What is needed →
Restate the data word for word and leave the images out.

Available data →
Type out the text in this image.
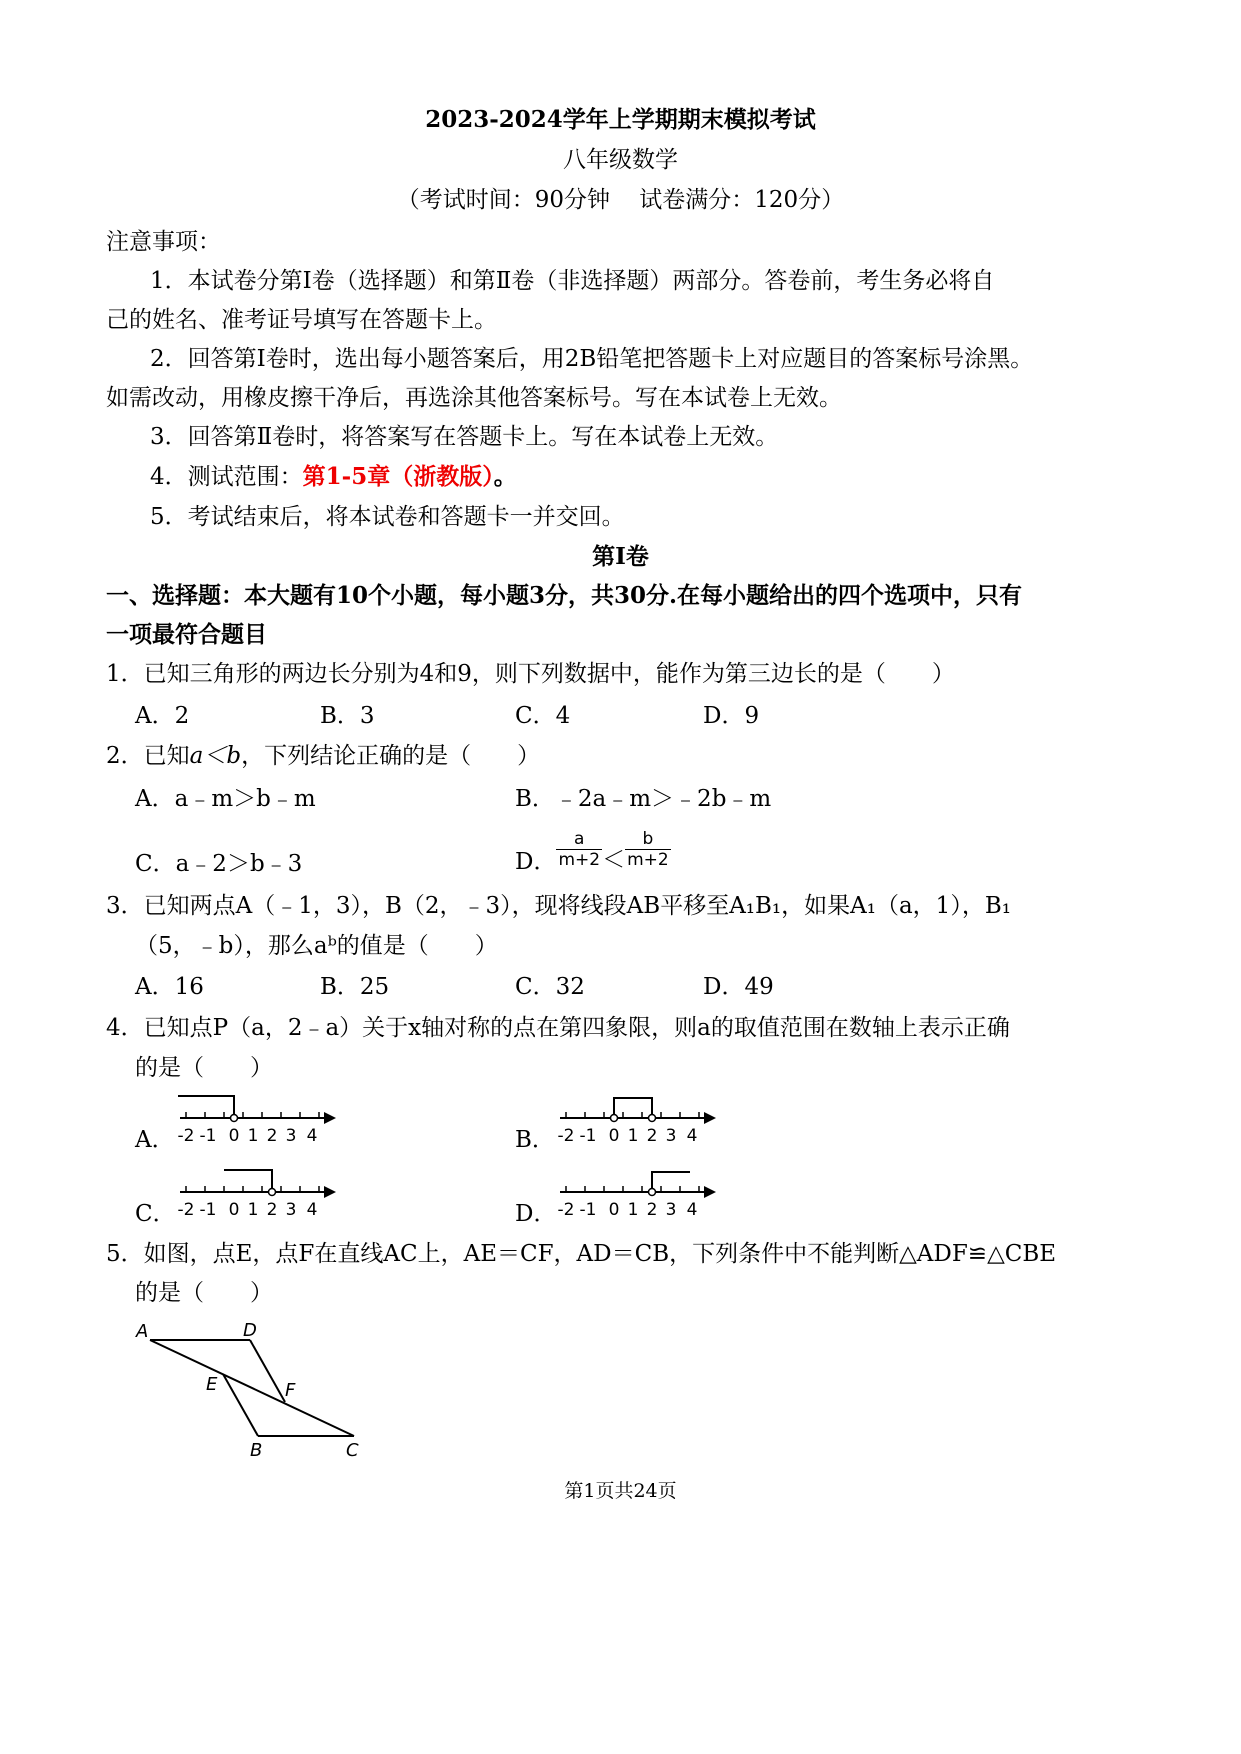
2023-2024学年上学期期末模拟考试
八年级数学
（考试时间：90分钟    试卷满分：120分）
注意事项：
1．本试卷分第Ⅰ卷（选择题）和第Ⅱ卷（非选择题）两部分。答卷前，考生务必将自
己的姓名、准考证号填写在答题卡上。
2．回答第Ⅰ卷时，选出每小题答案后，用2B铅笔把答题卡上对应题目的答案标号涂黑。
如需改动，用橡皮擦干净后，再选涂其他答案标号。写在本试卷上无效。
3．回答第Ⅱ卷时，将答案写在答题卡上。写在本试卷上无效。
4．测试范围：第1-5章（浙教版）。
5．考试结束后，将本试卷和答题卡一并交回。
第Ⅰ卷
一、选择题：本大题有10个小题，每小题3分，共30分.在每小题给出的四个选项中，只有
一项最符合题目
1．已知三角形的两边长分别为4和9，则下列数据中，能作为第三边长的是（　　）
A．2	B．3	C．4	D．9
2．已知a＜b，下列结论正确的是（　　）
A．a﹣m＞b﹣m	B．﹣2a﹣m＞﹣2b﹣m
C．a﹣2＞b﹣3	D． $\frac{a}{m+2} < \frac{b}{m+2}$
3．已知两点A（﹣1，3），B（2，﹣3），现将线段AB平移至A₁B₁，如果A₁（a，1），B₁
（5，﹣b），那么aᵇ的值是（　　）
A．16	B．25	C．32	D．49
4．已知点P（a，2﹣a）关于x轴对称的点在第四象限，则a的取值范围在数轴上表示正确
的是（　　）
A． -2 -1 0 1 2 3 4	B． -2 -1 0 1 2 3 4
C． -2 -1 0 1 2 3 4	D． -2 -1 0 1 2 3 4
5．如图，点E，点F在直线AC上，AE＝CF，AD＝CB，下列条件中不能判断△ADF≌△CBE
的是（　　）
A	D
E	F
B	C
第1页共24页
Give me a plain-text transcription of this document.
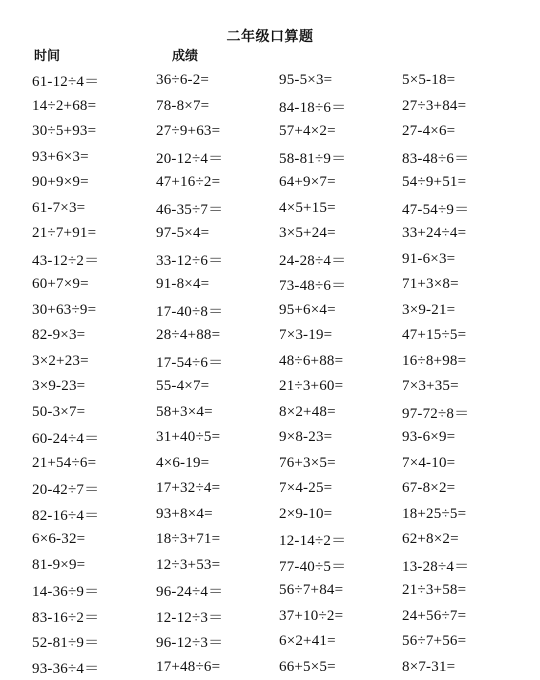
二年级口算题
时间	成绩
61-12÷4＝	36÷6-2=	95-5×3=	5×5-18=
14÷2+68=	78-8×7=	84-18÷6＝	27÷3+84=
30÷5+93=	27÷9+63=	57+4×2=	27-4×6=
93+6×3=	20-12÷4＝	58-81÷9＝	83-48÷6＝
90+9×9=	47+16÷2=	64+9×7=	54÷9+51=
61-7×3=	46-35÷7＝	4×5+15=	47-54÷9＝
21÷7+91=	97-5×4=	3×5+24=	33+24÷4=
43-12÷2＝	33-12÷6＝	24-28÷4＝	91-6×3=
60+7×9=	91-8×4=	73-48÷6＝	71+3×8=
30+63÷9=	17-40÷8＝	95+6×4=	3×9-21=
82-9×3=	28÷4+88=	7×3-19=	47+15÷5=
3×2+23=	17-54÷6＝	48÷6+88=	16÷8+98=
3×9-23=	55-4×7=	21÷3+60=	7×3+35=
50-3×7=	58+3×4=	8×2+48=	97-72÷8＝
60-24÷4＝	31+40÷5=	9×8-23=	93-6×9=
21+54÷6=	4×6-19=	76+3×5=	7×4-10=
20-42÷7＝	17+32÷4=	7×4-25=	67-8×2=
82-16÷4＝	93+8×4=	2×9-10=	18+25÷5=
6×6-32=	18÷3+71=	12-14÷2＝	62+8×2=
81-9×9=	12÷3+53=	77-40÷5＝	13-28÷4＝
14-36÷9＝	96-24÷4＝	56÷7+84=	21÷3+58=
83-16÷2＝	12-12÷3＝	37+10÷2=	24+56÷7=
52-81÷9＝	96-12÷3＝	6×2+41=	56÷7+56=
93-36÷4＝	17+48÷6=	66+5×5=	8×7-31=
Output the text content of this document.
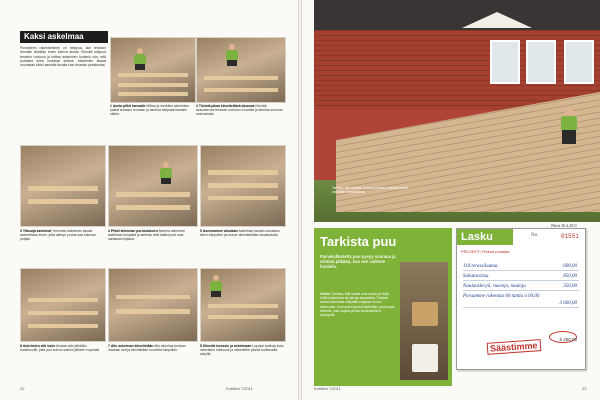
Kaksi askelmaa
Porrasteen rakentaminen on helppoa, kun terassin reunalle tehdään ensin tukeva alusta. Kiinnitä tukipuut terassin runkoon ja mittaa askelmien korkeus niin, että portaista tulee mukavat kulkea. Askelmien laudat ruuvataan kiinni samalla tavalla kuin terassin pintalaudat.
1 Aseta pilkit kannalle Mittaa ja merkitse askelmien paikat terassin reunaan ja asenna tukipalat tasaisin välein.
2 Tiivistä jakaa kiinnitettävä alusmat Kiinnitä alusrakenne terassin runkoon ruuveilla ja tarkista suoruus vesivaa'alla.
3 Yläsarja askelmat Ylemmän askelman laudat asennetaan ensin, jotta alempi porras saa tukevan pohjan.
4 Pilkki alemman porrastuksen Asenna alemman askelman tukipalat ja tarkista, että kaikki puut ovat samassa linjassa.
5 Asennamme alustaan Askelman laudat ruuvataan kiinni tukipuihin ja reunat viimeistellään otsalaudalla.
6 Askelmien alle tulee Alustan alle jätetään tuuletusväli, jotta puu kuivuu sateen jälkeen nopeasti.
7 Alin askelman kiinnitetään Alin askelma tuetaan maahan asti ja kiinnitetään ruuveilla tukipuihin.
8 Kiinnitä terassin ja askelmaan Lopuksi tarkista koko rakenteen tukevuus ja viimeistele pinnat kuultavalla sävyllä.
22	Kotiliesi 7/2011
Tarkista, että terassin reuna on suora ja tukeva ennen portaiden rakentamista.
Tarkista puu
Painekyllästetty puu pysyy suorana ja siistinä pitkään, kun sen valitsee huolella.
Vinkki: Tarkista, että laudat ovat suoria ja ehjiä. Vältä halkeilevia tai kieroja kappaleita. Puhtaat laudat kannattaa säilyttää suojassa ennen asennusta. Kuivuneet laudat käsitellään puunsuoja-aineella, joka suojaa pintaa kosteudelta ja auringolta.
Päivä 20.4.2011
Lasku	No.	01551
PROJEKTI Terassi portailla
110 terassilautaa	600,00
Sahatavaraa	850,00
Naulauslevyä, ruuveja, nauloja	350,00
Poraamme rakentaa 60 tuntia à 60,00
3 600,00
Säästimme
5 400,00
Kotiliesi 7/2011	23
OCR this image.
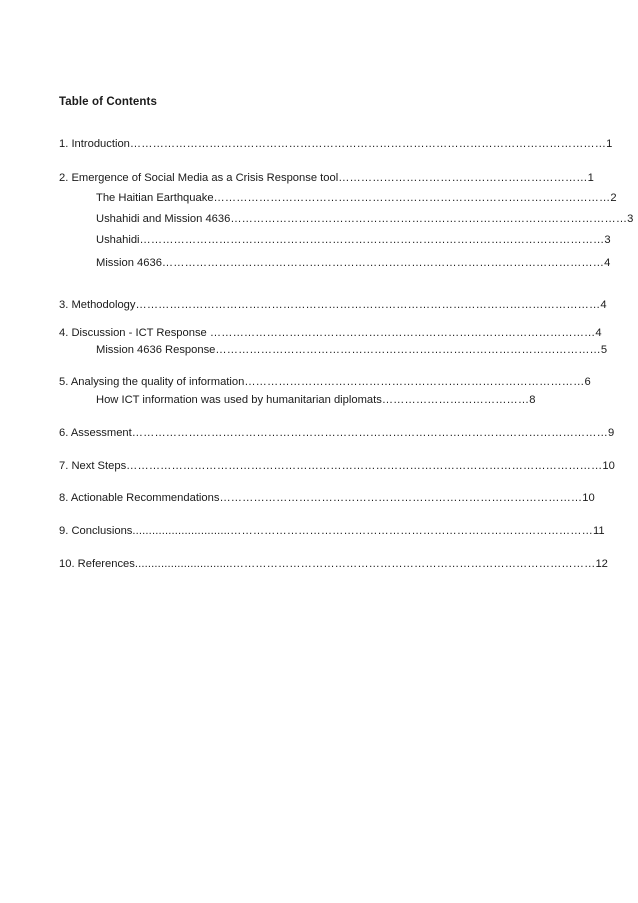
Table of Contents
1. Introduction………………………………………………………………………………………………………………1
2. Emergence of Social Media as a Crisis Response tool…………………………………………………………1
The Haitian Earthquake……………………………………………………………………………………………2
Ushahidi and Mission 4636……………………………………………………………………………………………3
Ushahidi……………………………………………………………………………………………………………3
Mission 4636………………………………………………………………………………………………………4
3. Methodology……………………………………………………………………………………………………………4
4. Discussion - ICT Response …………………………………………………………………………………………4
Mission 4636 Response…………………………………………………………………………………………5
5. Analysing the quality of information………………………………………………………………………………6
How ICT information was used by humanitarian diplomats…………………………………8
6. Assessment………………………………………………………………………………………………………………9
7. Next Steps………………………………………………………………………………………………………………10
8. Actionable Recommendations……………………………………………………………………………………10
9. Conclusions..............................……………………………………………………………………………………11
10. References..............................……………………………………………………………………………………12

Solution to the problem →
Type out the text in this image.
2023-2024学年上学期期末模拟考试
八年级数学
（考试时间：90分钟    试卷满分：120分）
注意事项：
1．本试卷分第Ⅰ卷（选择题）和第Ⅱ卷（非选择题）两部分。答卷前，考生务必将自
己的姓名、准考证号填写在答题卡上。
2．回答第Ⅰ卷时，选出每小题答案后，用2B铅笔把答题卡上对应题目的答案标号涂黑。
如需改动，用橡皮擦干净后，再选涂其他答案标号。写在本试卷上无效。
3．回答第Ⅱ卷时，将答案写在答题卡上。写在本试卷上无效。
4．测试范围：第1-5章（浙教版）。
5．考试结束后，将本试卷和答题卡一并交回。
第Ⅰ卷
一、选择题：本大题有10个小题，每小题3分，共30分.在每小题给出的四个选项中，只有
一项最符合题目
1．已知三角形的两边长分别为4和9，则下列数据中，能作为第三边长的是（　　）
A．2	B．3	C．4	D．9
2．已知a＜b，下列结论正确的是（　　）
A．a﹣m＞b﹣m	B．﹣2a﹣m＞﹣2b﹣m
C．a﹣2＞b﹣3	D． $\frac{a}{m+2} < \frac{b}{m+2}$
3．已知两点A（﹣1，3），B（2，﹣3），现将线段AB平移至A₁B₁，如果A₁（a，1），B₁
（5，﹣b），那么aᵇ的值是（　　）
A．16	B．25	C．32	D．49
4．已知点P（a，2﹣a）关于x轴对称的点在第四象限，则a的取值范围在数轴上表示正确
的是（　　）
A． -2 -1 0 1 2 3 4	B． -2 -1 0 1 2 3 4
C． -2 -1 0 1 2 3 4	D． -2 -1 0 1 2 3 4
5．如图，点E，点F在直线AC上，AE＝CF，AD＝CB，下列条件中不能判断△ADF≌△CBE
的是（　　）
A	D
E	F
B	C
第1页共24页
Give me a plain-text transcription of this document.
二年级口算题
时间	成绩
61-12÷4＝	36÷6-2=	95-5×3=	5×5-18=
14÷2+68=	78-8×7=	84-18÷6＝	27÷3+84=
30÷5+93=	27÷9+63=	57+4×2=	27-4×6=
93+6×3=	20-12÷4＝	58-81÷9＝	83-48÷6＝
90+9×9=	47+16÷2=	64+9×7=	54÷9+51=
61-7×3=	46-35÷7＝	4×5+15=	47-54÷9＝
21÷7+91=	97-5×4=	3×5+24=	33+24÷4=
43-12÷2＝	33-12÷6＝	24-28÷4＝	91-6×3=
60+7×9=	91-8×4=	73-48÷6＝	71+3×8=
30+63÷9=	17-40÷8＝	95+6×4=	3×9-21=
82-9×3=	28÷4+88=	7×3-19=	47+15÷5=
3×2+23=	17-54÷6＝	48÷6+88=	16÷8+98=
3×9-23=	55-4×7=	21÷3+60=	7×3+35=
50-3×7=	58+3×4=	8×2+48=	97-72÷8＝
60-24÷4＝	31+40÷5=	9×8-23=	93-6×9=
21+54÷6=	4×6-19=	76+3×5=	7×4-10=
20-42÷7＝	17+32÷4=	7×4-25=	67-8×2=
82-16÷4＝	93+8×4=	2×9-10=	18+25÷5=
6×6-32=	18÷3+71=	12-14÷2＝	62+8×2=
81-9×9=	12÷3+53=	77-40÷5＝	13-28÷4＝
14-36÷9＝	96-24÷4＝	56÷7+84=	21÷3+58=
83-16÷2＝	12-12÷3＝	37+10÷2=	24+56÷7=
52-81÷9＝	96-12÷3＝	6×2+41=	56÷7+56=
93-36÷4＝	17+48÷6=	66+5×5=	8×7-31=
Output the text content of this document.
Kaksi askelmaa
Porrasteen rakentaminen on helppoa, kun terassin reunalle tehdään ensin tukeva alusta. Kiinnitä tukipuut terassin runkoon ja mittaa askelmien korkeus niin, että portaista tulee mukavat kulkea. Askelmien laudat ruuvataan kiinni samalla tavalla kuin terassin pintalaudat.
1 Aseta pilkit kannalle Mittaa ja merkitse askelmien paikat terassin reunaan ja asenna tukipalat tasaisin välein.
2 Tiivistä jakaa kiinnitettävä alusmat Kiinnitä alusrakenne terassin runkoon ruuveilla ja tarkista suoruus vesivaa'alla.
3 Yläsarja askelmat Ylemmän askelman laudat asennetaan ensin, jotta alempi porras saa tukevan pohjan.
4 Pilkki alemman porrastuksen Asenna alemman askelman tukipalat ja tarkista, että kaikki puut ovat samassa linjassa.
5 Asennamme alustaan Askelman laudat ruuvataan kiinni tukipuihin ja reunat viimeistellään otsalaudalla.
6 Askelmien alle tulee Alustan alle jätetään tuuletusväli, jotta puu kuivuu sateen jälkeen nopeasti.
7 Alin askelman kiinnitetään Alin askelma tuetaan maahan asti ja kiinnitetään ruuveilla tukipuihin.
8 Kiinnitä terassin ja askelmaan Lopuksi tarkista koko rakenteen tukevuus ja viimeistele pinnat kuultavalla sävyllä.
22	Kotiliesi 7/2011
Tarkista, että terassin reuna on suora ja tukeva ennen portaiden rakentamista.
Tarkista puu
Painekyllästetty puu pysyy suorana ja siistinä pitkään, kun sen valitsee huolella.
Vinkki: Tarkista, että laudat ovat suoria ja ehjiä. Vältä halkeilevia tai kieroja kappaleita. Puhtaat laudat kannattaa säilyttää suojassa ennen asennusta. Kuivuneet laudat käsitellään puunsuoja-aineella, joka suojaa pintaa kosteudelta ja auringolta.
Päivä 20.4.2011
Lasku	No.	01551
PROJEKTI Terassi portailla
110 terassilautaa	600,00
Sahatavaraa	850,00
Naulauslevyä, ruuveja, nauloja	350,00
Poraamme rakentaa 60 tuntia à 60,00
3 600,00
Säästimme
5 400,00
Kotiliesi 7/2011	23
OCR this image.
Table of Contents
1. Introduction………………………………………………………………………………………………………………1
2. Emergence of Social Media as a Crisis Response tool…………………………………………………………1
The Haitian Earthquake……………………………………………………………………………………………2
Ushahidi and Mission 4636……………………………………………………………………………………………3
Ushahidi……………………………………………………………………………………………………………3
Mission 4636………………………………………………………………………………………………………4
3. Methodology……………………………………………………………………………………………………………4
4. Discussion - ICT Response …………………………………………………………………………………………4
Mission 4636 Response…………………………………………………………………………………………5
5. Analysing the quality of information………………………………………………………………………………6
How ICT information was used by humanitarian diplomats…………………………………8
6. Assessment………………………………………………………………………………………………………………9
7. Next Steps………………………………………………………………………………………………………………10
8. Actionable Recommendations……………………………………………………………………………………10
9. Conclusions..............................……………………………………………………………………………………11
10. References..............................……………………………………………………………………………………12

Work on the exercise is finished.